Objectives:
1. Can you copy the part of the rate limiter text that begins with the words containing "Requests exceeding the" and ends with "config = RateLimiterConfig(limit=100, window=60)", keeping every character the same?
2. How would the rate limiter text go on after its final line? Write the next part.

As FastAPI Middleware

from fastapi import FastAPI
from src import RateLimiterMiddleware, RateLimiterConfig

app = FastAPI()

app.add_middleware(
    RateLimiterMiddleware,
    config=RateLimiterConfig(limit=100, window=60),
    algorithm="token_bucket",   # or "sliding_window_log" / "sliding_window_counter"
)

@app.get("/")
async def root():
    return {"message": "ok"}

Requests exceeding the limit receive a 429 Too Many Requests response:

{
  "error": "Too many requests",
  "detail": "Rate limit exceeded. Please try again later."
}

Directly

from src import RedisBackend, RateLimiterConfig, SlidingWindowCounter

backend = RedisBackend(host="localhost", port=6379)
config = RateLimiterConfig(limit=100, window=60)
limiter = SlidingWindowCounter(config, backend)

Stored data:
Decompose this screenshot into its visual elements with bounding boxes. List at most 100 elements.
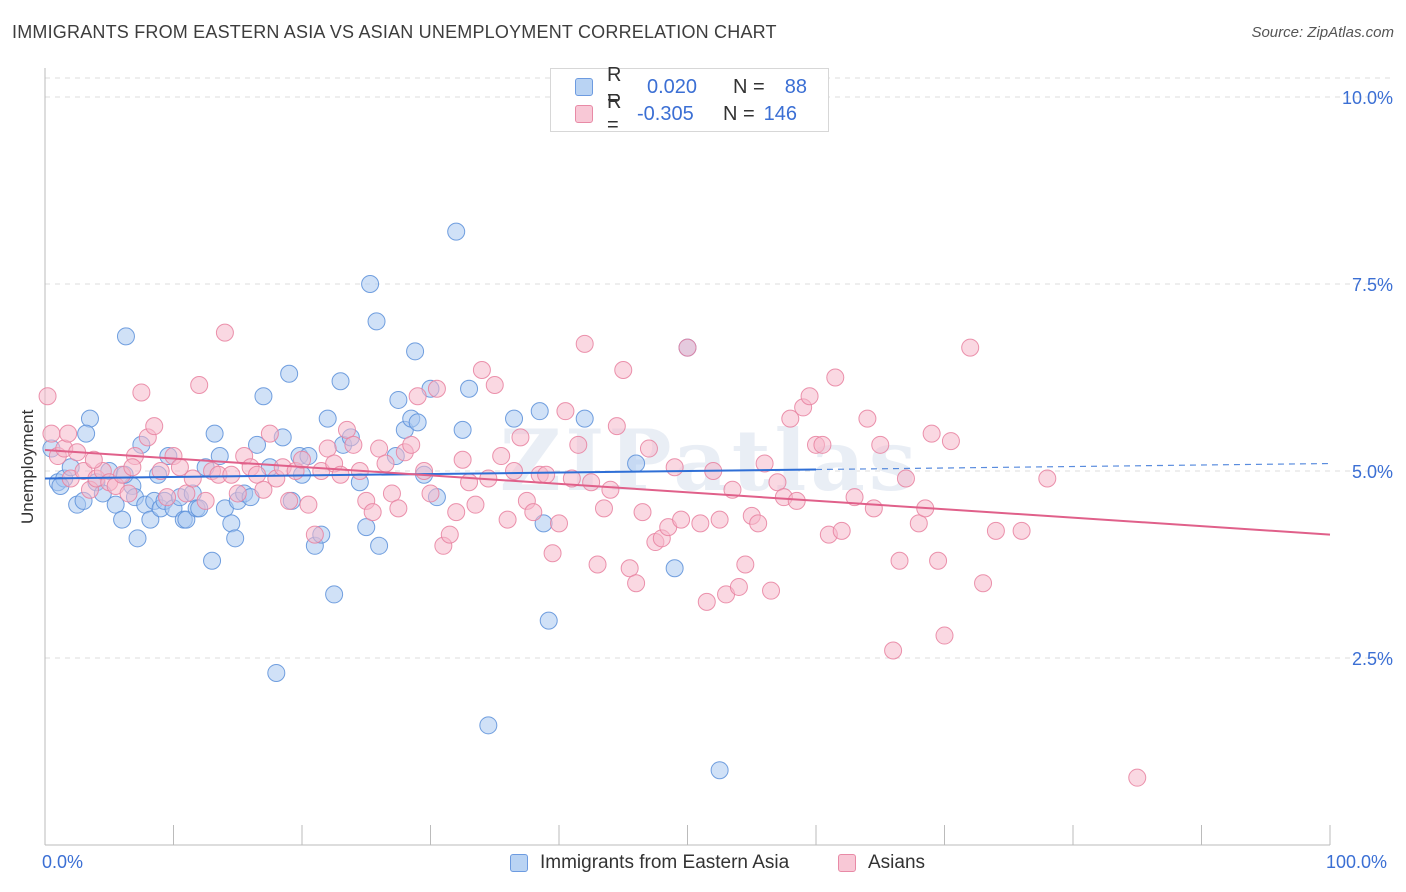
pink-point [762,581,781,600]
pink-point [511,428,530,447]
pink-point [672,510,691,529]
blue-point [128,529,147,548]
pink-point [858,409,877,428]
pink-point [524,503,543,522]
legend-r-label: R = [607,91,622,136]
bottom-legend-blue: Immigrants from Eastern Asia [510,852,789,874]
blue-point [453,420,472,439]
pink-point [370,439,389,458]
pink-point [363,503,382,522]
pink-point [639,439,658,458]
pink-point [826,368,845,387]
pink-point [119,484,138,503]
pink-point [614,361,633,380]
blue-point [205,424,224,443]
blue-point [177,510,196,529]
legend-row-pink: R = -0.305 N = 146 [575,91,797,136]
blue-point [627,454,646,473]
pink-point [620,559,639,578]
pink-point [941,432,960,451]
pink-point [190,375,209,394]
pink-point [582,473,601,492]
pink-point [196,491,215,510]
pink-point [59,424,78,443]
blue-point [106,495,125,514]
pink-point [729,577,748,596]
pink-point [974,574,993,593]
pink-trend-line [44,449,1331,536]
pink-point [665,458,684,477]
pink-point [1128,768,1147,787]
legend-swatch-pink [575,105,593,123]
blue-point [331,372,350,391]
pink-point [466,495,485,514]
pink-point [588,555,607,574]
pink-point [485,375,504,394]
x-tick-right: 100.0% [1326,852,1388,872]
pink-point [896,469,915,488]
pink-point [755,454,774,473]
pink-point [813,435,832,454]
y-tick-label: 2.5% [1352,649,1393,669]
blue-point [505,409,524,428]
pink-point [376,454,395,473]
chart-title: IMMIGRANTS FROM EASTERN ASIA VS ASIAN UN… [12,22,777,42]
pink-point [569,435,588,454]
blue-point [460,379,479,398]
legend-row-blue: R = 0.020 N = 88 [575,64,807,109]
blue-point [370,536,389,555]
pink-point [710,510,729,529]
pink-point [723,480,742,499]
bottom-legend-pink: Asians [838,852,925,874]
legend-n-label: N = [733,75,765,98]
blue-point [530,402,549,421]
pink-point [697,592,716,611]
legend-r-label: R = [607,64,622,109]
pink-point [344,435,363,454]
pink-point [909,514,928,533]
pink-point [543,544,562,563]
y-tick-label: 7.5% [1352,275,1393,295]
pink-point [337,420,356,439]
legend-swatch-blue [575,78,593,96]
pink-point [280,491,299,510]
pink-point [38,387,57,406]
x-tick-left: 0.0% [42,852,84,872]
blue-point [267,663,286,682]
pink-point [254,480,273,499]
blue-point [325,585,344,604]
pink-point [145,417,164,436]
pink-point [305,525,324,544]
pink-point [627,574,646,593]
pink-point [151,462,170,480]
blue-trend-extension [815,462,1331,471]
pink-point [408,387,427,406]
bottom-legend-swatch-pink [838,854,856,872]
blue-point [479,716,498,735]
pink-point [768,473,787,492]
pink-point [607,417,626,436]
pink-point [260,424,279,443]
pink-point [787,491,806,510]
pink-point [42,424,61,443]
blue-point [665,559,684,578]
pink-point [575,334,594,353]
pink-point [177,484,196,503]
legend-n-value: 146 [763,102,797,125]
pink-point [453,450,472,469]
pink-point [460,473,479,492]
blue-point [575,409,594,428]
blue-point [539,611,558,630]
pink-point [678,338,697,357]
blue-point [357,518,376,537]
pink-point [890,551,909,570]
pink-point [736,555,755,574]
pink-point [492,447,511,466]
pink-point [248,465,267,484]
blue-point [226,529,245,548]
pink-point [389,499,408,518]
pink-point [472,361,491,380]
pink-point [781,409,800,428]
blue-point [77,424,96,443]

Answers to the exercise:
1.
Requests exceeding the limit receive a 429 Too Many Requests response:

{
  "error": "Too many requests",
  "detail": "Rate limit exceeded. Please try again later."
}

Directly

from src import RedisBackend, RateLimiterConfig, SlidingWindowCounter

backend = RedisBackend(host="localhost", port=6379)
config = RateLimiterConfig(limit=100, window=60)

2.
if limiter.is_allowed("user_123"):
    print("Request allowed")
else:
    print("Rate limit exceeded")

Configuration

Parameter	Type	Description
limit	int	Maximum requests allowed per window
window	int	Time window in seconds
capacity	int	Token bucket only: max burst size (defaults to limit)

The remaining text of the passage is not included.